Given exercise.
Go through the listing and write out all of it exactly.

— begin Data supplied —

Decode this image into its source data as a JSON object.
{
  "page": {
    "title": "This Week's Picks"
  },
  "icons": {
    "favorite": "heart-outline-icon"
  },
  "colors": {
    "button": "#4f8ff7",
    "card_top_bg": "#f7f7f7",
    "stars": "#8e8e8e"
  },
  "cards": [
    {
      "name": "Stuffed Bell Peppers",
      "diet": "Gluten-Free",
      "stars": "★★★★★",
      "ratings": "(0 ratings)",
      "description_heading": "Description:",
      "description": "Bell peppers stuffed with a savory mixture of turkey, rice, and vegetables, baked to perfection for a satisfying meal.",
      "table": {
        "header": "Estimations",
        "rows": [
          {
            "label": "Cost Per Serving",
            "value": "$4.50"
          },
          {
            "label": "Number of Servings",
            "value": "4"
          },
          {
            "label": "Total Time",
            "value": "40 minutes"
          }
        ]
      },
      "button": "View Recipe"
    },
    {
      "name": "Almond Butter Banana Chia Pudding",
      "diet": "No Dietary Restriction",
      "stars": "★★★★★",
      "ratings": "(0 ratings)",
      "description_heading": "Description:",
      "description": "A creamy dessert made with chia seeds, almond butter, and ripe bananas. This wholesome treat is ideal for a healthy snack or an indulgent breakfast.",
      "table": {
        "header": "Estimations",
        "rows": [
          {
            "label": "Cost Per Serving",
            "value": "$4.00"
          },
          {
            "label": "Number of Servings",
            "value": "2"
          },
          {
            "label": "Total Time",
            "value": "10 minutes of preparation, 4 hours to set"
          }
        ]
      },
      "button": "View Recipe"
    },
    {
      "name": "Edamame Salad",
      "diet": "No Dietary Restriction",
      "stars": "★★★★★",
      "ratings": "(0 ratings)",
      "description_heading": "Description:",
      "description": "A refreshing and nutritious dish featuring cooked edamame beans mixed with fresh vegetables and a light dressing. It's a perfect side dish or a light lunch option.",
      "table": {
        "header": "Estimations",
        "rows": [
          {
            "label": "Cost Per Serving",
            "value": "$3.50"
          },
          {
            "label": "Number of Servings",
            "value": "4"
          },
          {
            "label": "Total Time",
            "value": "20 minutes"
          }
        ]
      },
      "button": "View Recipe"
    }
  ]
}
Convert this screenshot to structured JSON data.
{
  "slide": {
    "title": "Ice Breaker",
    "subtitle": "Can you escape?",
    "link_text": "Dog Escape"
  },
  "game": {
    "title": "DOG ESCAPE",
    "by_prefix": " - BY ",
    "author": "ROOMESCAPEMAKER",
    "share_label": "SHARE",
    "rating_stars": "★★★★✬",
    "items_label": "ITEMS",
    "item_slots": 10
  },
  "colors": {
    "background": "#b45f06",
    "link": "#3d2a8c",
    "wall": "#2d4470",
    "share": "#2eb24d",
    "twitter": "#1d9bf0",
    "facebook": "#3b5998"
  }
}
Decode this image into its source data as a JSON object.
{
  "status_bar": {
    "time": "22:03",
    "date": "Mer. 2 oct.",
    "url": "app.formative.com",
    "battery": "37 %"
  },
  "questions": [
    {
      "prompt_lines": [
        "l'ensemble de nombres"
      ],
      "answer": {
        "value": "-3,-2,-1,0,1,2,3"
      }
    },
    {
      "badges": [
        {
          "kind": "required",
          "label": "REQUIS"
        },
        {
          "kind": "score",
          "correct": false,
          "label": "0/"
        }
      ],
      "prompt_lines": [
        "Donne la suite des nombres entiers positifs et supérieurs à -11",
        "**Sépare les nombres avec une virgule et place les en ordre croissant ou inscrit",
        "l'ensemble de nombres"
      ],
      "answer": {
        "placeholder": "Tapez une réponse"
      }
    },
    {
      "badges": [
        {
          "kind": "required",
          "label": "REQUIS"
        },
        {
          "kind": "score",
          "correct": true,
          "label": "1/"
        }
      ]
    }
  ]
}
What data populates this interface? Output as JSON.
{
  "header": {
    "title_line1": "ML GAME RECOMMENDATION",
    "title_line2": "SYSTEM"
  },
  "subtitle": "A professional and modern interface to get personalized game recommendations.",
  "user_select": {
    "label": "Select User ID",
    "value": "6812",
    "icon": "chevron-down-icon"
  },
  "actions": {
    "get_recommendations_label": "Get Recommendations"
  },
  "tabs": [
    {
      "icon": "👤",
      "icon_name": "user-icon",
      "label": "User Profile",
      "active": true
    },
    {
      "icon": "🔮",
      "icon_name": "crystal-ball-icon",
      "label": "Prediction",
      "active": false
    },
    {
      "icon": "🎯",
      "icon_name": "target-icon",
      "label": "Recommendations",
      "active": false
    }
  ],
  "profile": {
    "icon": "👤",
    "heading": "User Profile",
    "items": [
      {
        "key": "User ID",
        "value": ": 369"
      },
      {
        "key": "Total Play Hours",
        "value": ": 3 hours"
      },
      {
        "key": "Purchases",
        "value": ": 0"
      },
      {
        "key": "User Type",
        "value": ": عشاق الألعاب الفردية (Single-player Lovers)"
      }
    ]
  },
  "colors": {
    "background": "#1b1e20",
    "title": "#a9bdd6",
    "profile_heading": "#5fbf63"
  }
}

— end Data supplied —

Task output.
Decode this image into its source data as a JSON object.
{
  "page": {
    "title": "This Week's Picks"
  },
  "icons": {
    "favorite": "heart-outline-icon"
  },
  "colors": {
    "button": "#4f8ff7",
    "card_top_bg": "#f7f7f7",
    "stars": "#8e8e8e"
  },
  "cards": [
    {
      "name": "Stuffed Bell Peppers",
      "diet": "Gluten-Free",
      "stars": "★★★★★",
      "ratings": "(0 ratings)",
      "description_heading": "Description:",
      "description": "Bell peppers stuffed with a savory mixture of turkey, rice, and vegetables, baked to perfection for a satisfying meal.",
      "table": {
        "header": "Estimations",
        "rows": [
          {
            "label": "Cost Per Serving",
            "value": "$4.50"
          },
          {
            "label": "Number of Servings",
            "value": "4"
          },
          {
            "label": "Total Time",
            "value": "40 minutes"
          }
        ]
      },
      "button": "View Recipe"
    },
    {
      "name": "Almond Butter Banana Chia Pudding",
      "diet": "No Dietary Restriction",
      "stars": "★★★★★",
      "ratings": "(0 ratings)",
      "description_heading": "Description:",
      "description": "A creamy dessert made with chia seeds, almond butter, and ripe bananas. This wholesome treat is ideal for a healthy snack or an indulgent breakfast.",
      "table": {
        "header": "Estimations",
        "rows": [
          {
            "label": "Cost Per Serving",
            "value": "$4.00"
          },
          {
            "label": "Number of Servings",
            "value": "2"
          },
          {
            "label": "Total Time",
            "value": "10 minutes of preparation, 4 hours to set"
          }
        ]
      },
      "button": "View Recipe"
    },
    {
      "name": "Edamame Salad",
      "diet": "No Dietary Restriction",
      "stars": "★★★★★",
      "ratings": "(0 ratings)",
      "description_heading": "Description:",
      "description": "A refreshing and nutritious dish featuring cooked edamame beans mixed with fresh vegetables and a light dressing. It's a perfect side dish or a light lunch option.",
      "table": {
        "header": "Estimations",
        "rows": [
          {
            "label": "Cost Per Serving",
            "value": "$3.50"
          },
          {
            "label": "Number of Servings",
            "value": "4"
          },
          {
            "label": "Total Time",
            "value": "20 minutes"
          }
        ]
      },
      "button": "View Recipe"
    }
  ]
}
Convert this screenshot to structured JSON data.
{
  "slide": {
    "title": "Ice Breaker",
    "subtitle": "Can you escape?",
    "link_text": "Dog Escape"
  },
  "game": {
    "title": "DOG ESCAPE",
    "by_prefix": " - BY ",
    "author": "ROOMESCAPEMAKER",
    "share_label": "SHARE",
    "rating_stars": "★★★★✬",
    "items_label": "ITEMS",
    "item_slots": 10
  },
  "colors": {
    "background": "#b45f06",
    "link": "#3d2a8c",
    "wall": "#2d4470",
    "share": "#2eb24d",
    "twitter": "#1d9bf0",
    "facebook": "#3b5998"
  }
}
Decode this image into its source data as a JSON object.
{
  "status_bar": {
    "time": "22:03",
    "date": "Mer. 2 oct.",
    "url": "app.formative.com",
    "battery": "37 %"
  },
  "questions": [
    {
      "prompt_lines": [
        "l'ensemble de nombres"
      ],
      "answer": {
        "value": "-3,-2,-1,0,1,2,3"
      }
    },
    {
      "badges": [
        {
          "kind": "required",
          "label": "REQUIS"
        },
        {
          "kind": "score",
          "correct": false,
          "label": "0/"
        }
      ],
      "prompt_lines": [
        "Donne la suite des nombres entiers positifs et supérieurs à -11",
        "**Sépare les nombres avec une virgule et place les en ordre croissant ou inscrit",
        "l'ensemble de nombres"
      ],
      "answer": {
        "placeholder": "Tapez une réponse"
      }
    },
    {
      "badges": [
        {
          "kind": "required",
          "label": "REQUIS"
        },
        {
          "kind": "score",
          "correct": true,
          "label": "1/"
        }
      ]
    }
  ]
}
What data populates this interface? Output as JSON.
{
  "header": {
    "title_line1": "ML GAME RECOMMENDATION",
    "title_line2": "SYSTEM"
  },
  "subtitle": "A professional and modern interface to get personalized game recommendations.",
  "user_select": {
    "label": "Select User ID",
    "value": "6812",
    "icon": "chevron-down-icon"
  },
  "actions": {
    "get_recommendations_label": "Get Recommendations"
  },
  "tabs": [
    {
      "icon": "👤",
      "icon_name": "user-icon",
      "label": "User Profile",
      "active": true
    },
    {
      "icon": "🔮",
      "icon_name": "crystal-ball-icon",
      "label": "Prediction",
      "active": false
    },
    {
      "icon": "🎯",
      "icon_name": "target-icon",
      "label": "Recommendations",
      "active": false
    }
  ],
  "profile": {
    "icon": "👤",
    "heading": "User Profile",
    "items": [
      {
        "key": "User ID",
        "value": ": 369"
      },
      {
        "key": "Total Play Hours",
        "value": ": 3 hours"
      },
      {
        "key": "Purchases",
        "value": ": 0"
      },
      {
        "key": "User Type",
        "value": ": عشاق الألعاب الفردية (Single-player Lovers)"
      }
    ]
  },
  "colors": {
    "background": "#1b1e20",
    "title": "#a9bdd6",
    "profile_heading": "#5fbf63"
  }
}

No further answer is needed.